Material provided
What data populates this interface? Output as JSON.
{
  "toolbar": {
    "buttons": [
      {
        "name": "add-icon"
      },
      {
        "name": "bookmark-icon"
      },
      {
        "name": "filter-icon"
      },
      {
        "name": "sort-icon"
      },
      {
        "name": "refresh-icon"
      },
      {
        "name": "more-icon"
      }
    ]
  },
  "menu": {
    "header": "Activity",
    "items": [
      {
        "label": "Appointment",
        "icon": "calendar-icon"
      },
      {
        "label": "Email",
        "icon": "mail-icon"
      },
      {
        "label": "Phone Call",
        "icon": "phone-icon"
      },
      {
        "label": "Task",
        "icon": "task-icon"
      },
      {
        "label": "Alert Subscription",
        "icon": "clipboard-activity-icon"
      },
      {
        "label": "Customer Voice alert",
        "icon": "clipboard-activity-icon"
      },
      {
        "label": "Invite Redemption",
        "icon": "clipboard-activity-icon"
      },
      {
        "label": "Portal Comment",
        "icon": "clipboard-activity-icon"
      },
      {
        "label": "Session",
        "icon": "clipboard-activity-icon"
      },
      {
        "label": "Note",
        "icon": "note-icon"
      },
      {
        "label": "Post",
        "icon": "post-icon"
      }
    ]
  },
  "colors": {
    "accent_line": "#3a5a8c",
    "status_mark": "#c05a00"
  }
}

What needs to be done
Pick out and copy the lines of the entries that hold the string "label".

Correct result
        "label": "Appointment",
        "label": "Email",
        "label": "Phone Call",
        "label": "Task",
        "label": "Alert Subscription",
        "label": "Customer Voice alert",
        "label": "Invite Redemption",
        "label": "Portal Comment",
        "label": "Session",
        "label": "Note",
        "label": "Post",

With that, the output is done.